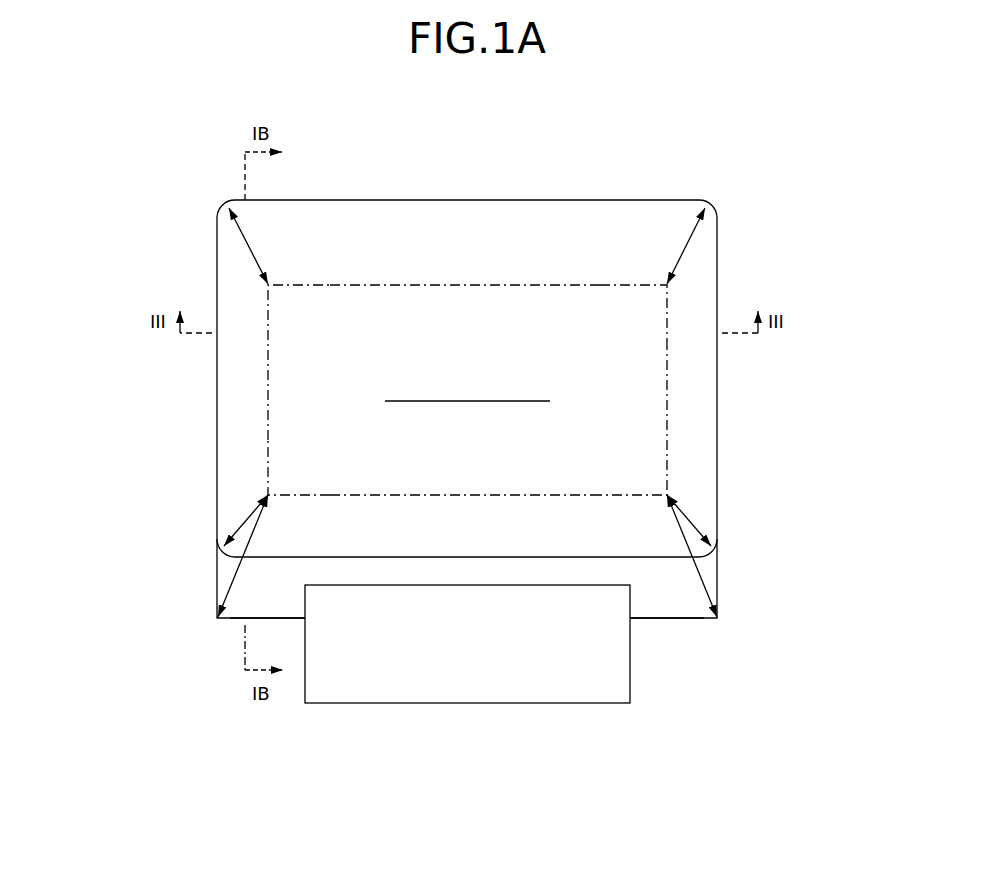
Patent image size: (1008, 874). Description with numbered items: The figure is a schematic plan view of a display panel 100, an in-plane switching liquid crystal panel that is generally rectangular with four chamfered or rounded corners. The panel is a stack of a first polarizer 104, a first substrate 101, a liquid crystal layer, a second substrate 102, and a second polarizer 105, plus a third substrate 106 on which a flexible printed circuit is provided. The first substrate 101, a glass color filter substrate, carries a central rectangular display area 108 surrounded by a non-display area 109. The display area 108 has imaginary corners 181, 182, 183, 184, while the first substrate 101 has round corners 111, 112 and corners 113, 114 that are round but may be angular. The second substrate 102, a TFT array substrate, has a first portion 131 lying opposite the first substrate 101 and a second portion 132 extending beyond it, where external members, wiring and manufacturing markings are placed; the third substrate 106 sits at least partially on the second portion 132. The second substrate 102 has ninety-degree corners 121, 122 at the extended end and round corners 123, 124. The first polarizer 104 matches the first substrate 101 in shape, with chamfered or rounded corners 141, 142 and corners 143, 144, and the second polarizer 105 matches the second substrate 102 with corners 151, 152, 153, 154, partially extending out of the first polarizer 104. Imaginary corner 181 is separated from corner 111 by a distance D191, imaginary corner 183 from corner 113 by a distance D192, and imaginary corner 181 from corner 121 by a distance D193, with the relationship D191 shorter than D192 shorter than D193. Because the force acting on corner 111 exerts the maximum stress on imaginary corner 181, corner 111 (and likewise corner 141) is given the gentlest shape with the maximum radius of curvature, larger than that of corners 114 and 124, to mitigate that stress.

The display panel 100 is at (366, 161).
The first substrate 101 is at (117, 378).
The second substrate 102 is at (440, 680).
The first polarizer 104 is at (117, 378).
The second polarizer 105 is at (237, 624).
The third substrate 106 is at (480, 676).
The display area 108 is at (500, 326).
The non-display area 109 is at (235, 372).
The corner 111 is at (766, 576).
The corner 112 is at (172, 576).
The corner 113 is at (142, 182).
The corner 114 is at (802, 182).
The corner 121 is at (770, 641).
The corner 122 is at (171, 641).
The corner 123 is at (142, 182).
The corner 124 is at (802, 182).
The first portion 131 is at (216, 435).
The second portion 132 is at (657, 604).
The corner 141 is at (717, 565).
The corner 142 is at (218, 565).
The corner 143 is at (142, 182).
The corner 144 is at (802, 182).
The corner 151 is at (717, 620).
The corner 152 is at (218, 620).
The corner 153 is at (227, 204).
The corner 154 is at (757, 172).
The imaginary corner 181 is at (667, 495).
The imaginary corner 182 is at (270, 495).
The imaginary corner 183 is at (270, 285).
The imaginary corner 184 is at (667, 285).
The distance D191 is at (244, 523).
The distance D192 is at (248, 246).
The distance D193 is at (249, 541).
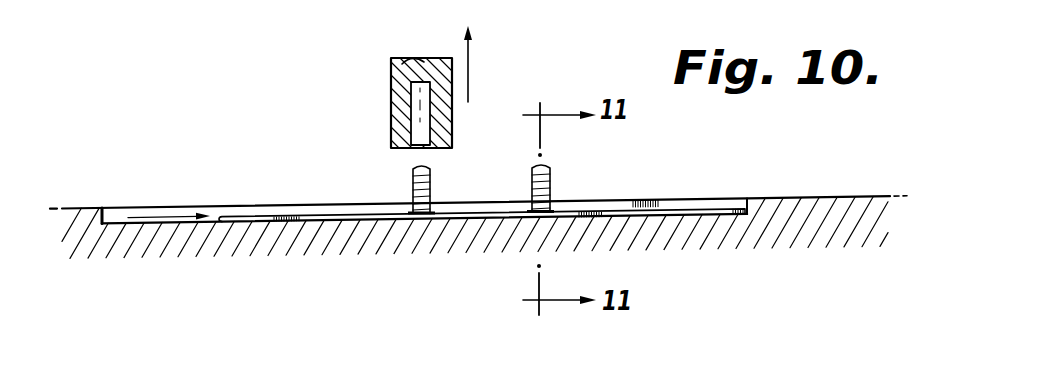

### Task to carry out
Edit the items above so that "chamfered" is replaced with "beveled" and everything else stays the same. Leave the pictures out of your answer.

### Answer to this problem
Patent image size: (1008, 874). Description with numbered items: The figure is a schematic plan view of a display panel 100, an in-plane switching liquid crystal panel that is generally rectangular with four beveled or rounded corners. The panel is a stack of a first polarizer 104, a first substrate 101, a liquid crystal layer, a second substrate 102, and a second polarizer 105, plus a third substrate 106 on which a flexible printed circuit is provided. The first substrate 101, a glass color filter substrate, carries a central rectangular display area 108 surrounded by a non-display area 109. The display area 108 has imaginary corners 181, 182, 183, 184, while the first substrate 101 has round corners 111, 112 and corners 113, 114 that are round but may be angular. The second substrate 102, a TFT array substrate, has a first portion 131 lying opposite the first substrate 101 and a second portion 132 extending beyond it, where external members, wiring and manufacturing markings are placed; the third substrate 106 sits at least partially on the second portion 132. The second substrate 102 has ninety-degree corners 121, 122 at the extended end and round corners 123, 124. The first polarizer 104 matches the first substrate 101 in shape, with beveled or rounded corners 141, 142 and corners 143, 144, and the second polarizer 105 matches the second substrate 102 with corners 151, 152, 153, 154, partially extending out of the first polarizer 104. Imaginary corner 181 is separated from corner 111 by a distance D191, imaginary corner 183 from corner 113 by a distance D192, and imaginary corner 181 from corner 121 by a distance D193, with the relationship D191 shorter than D192 shorter than D193. Because the force acting on corner 111 exerts the maximum stress on imaginary corner 181, corner 111 (and likewise corner 141) is given the gentlest shape with the maximum radius of curvature, larger than that of corners 114 and 124, to mitigate that stress.

The display panel 100 is at (366, 161).
The first substrate 101 is at (117, 378).
The second substrate 102 is at (440, 680).
The first polarizer 104 is at (117, 378).
The second polarizer 105 is at (237, 624).
The third substrate 106 is at (480, 676).
The display area 108 is at (500, 326).
The non-display area 109 is at (235, 372).
The corner 111 is at (766, 576).
The corner 112 is at (172, 576).
The corner 113 is at (142, 182).
The corner 114 is at (802, 182).
The corner 121 is at (770, 641).
The corner 122 is at (171, 641).
The corner 123 is at (142, 182).
The corner 124 is at (802, 182).
The first portion 131 is at (216, 435).
The second portion 132 is at (657, 604).
The corner 141 is at (717, 565).
The corner 142 is at (218, 565).
The corner 143 is at (142, 182).
The corner 144 is at (802, 182).
The corner 151 is at (717, 620).
The corner 152 is at (218, 620).
The corner 153 is at (227, 204).
The corner 154 is at (757, 172).
The imaginary corner 181 is at (667, 495).
The imaginary corner 182 is at (270, 495).
The imaginary corner 183 is at (270, 285).
The imaginary corner 184 is at (667, 285).
The distance D191 is at (244, 523).
The distance D192 is at (248, 246).
The distance D193 is at (249, 541).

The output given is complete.